# [SELECTED EXTRACT]
■ ■ ■ ■ ■

- Education: University of Virginia (BS) Harvard University (MBA)
- Occupation: Businessman

= John Connaughton (business executive) =

American business executive

John Connaughton is an American businessman. He is the chair of Boston-based investment firm Bain Capital. He is known for his investments in the healthcare industry.

== Early life ==
Connaughton was born in 1965. He received a B.S. from the University of Virginia in 1987, and an M.B.A. from Harvard Business School in 1994.

==Career==
In 1989, Connaughton began working at Bain Capital, transitioning from Bain & Company. Connaughton ran the firm's global private equity business and became co-managing partner in April 2016.

In 2002, Connaughton, along with several other Bain Capital partners, joined with a larger group of private equity and finance executives to acquire the Boston Celtics.

=== Board memberships ===
In 2003, Connaughton was appointed to a supervisory board membership at ProSiebenSat.1 Media, a German broadcasting group. From 2004 to 2013, Connaughton served on the Board of Directors for Warner Chilcott. Connaughton joined the Board of Trustees for Berklee College of Music in 2005.

In 2008, he became a director of Quintiles Transnational Corp, a healthcare company in the field of clinical research. In 2016, Quintiles merged with IMS Health, a health IT company, to become IQVIA. Connaughton became a director of IQVIA in October that year. Connaughton was appointed to the board of HCA Healthcare for a term through 2014. He was also appointed to the board of trustees of the Roxbury Latin School for boys for a term through 2022.

In September 2019, Connaughton joined the board of directors of the University of Virginia's Investment Management Company. He has also served on the Board of Trustees at the university's McIntire School of Commerce. In 2021, he was appointed to the board of GreenLight Fund, a nonprofit fund in the Boston area.

Connaughton is also on the Advisory Board for the Baltimore Orioles, the Harvard Business School Board of Dean’s Advisors, a Brigham & Women’s Hospital trustee, and Board Chair of the University of Virginia Investment Management Company (UVIMCO).

== Philanthropy ==
Connaughton donated to the development of the Berklee Global Jazz Institute, which opened in 2010. In 2019, Connaughton and his wife donated $5 million to the McIntire School of Commerce at the University of Virginia to create the Connaughton Alternative Investing Professorship Fund.

In 2023, Connaughton donated $10 million to the University of Virginia’s McIntire School of Commerce to help establish the Connaughton Bicentennial Scholars Fund. The donation helped to provide need-based scholarships for undergraduate students and launch “Commerce for the Common Good,” an initiative that aims to promote innovation and cultural fluency on the university campus.

== Personal life ==
In 2012, Connaughton lived in Brookline, Massachusetts with his wife Stephanie Connaughton, who is the founding partner of Boston Unity, a franchise expansion team in the National Women's Soccer League.

■ ■ ■ ■ ■

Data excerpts
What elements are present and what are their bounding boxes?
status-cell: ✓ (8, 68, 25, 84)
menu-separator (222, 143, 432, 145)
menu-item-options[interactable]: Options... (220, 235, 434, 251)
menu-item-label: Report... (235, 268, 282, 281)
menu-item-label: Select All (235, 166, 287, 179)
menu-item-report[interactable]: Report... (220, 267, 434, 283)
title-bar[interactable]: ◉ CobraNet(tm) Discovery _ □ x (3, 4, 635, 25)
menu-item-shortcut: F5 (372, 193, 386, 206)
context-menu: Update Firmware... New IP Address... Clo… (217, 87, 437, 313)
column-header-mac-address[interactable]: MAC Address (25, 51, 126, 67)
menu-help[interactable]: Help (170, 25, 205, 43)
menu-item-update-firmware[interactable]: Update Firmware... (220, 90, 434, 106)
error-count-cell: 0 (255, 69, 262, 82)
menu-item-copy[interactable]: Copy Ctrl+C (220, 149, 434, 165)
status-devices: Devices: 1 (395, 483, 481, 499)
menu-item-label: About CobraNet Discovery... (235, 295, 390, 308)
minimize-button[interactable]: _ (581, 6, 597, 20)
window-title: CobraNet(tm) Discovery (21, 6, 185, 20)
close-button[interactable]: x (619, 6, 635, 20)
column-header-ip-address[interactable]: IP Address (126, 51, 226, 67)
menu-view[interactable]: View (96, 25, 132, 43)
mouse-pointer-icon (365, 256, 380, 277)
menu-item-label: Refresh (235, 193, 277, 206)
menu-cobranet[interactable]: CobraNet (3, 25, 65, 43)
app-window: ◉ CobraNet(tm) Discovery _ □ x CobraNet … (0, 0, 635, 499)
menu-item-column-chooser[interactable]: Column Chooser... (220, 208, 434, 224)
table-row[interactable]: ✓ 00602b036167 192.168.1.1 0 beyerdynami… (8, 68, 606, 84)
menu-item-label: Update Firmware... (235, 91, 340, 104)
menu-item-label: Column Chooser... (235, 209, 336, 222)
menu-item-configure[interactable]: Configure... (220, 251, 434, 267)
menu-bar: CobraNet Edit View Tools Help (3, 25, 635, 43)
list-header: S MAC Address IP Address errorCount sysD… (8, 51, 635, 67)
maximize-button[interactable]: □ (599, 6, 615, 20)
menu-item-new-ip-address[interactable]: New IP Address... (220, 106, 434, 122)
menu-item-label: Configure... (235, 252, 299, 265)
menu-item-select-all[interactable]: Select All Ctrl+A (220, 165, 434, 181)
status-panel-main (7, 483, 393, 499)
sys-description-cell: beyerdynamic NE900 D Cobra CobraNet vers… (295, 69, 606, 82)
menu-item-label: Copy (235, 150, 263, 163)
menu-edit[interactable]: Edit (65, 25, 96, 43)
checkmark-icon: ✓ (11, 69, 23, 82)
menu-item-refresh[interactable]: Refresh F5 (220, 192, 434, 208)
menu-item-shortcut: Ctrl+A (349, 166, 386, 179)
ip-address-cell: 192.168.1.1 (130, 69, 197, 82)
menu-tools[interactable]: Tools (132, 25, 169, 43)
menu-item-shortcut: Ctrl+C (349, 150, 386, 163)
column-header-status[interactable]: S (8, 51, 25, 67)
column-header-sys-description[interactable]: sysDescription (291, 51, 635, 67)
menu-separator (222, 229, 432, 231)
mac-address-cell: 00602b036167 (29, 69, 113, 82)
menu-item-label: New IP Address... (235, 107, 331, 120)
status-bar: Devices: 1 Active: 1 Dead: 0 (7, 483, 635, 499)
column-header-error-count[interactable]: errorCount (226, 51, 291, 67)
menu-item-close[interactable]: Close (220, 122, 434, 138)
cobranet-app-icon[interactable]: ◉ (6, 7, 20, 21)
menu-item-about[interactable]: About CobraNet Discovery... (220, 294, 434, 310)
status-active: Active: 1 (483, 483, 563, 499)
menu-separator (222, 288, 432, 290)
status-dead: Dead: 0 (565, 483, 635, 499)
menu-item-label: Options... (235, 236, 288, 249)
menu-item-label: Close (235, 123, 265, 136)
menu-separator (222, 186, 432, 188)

■ ■ ■ ■ ■

# [TASK GOAL]
According to the profile of John Connaughton, in what year did he begin working at Bain Capital?

# [TASK SOLUTION]
1989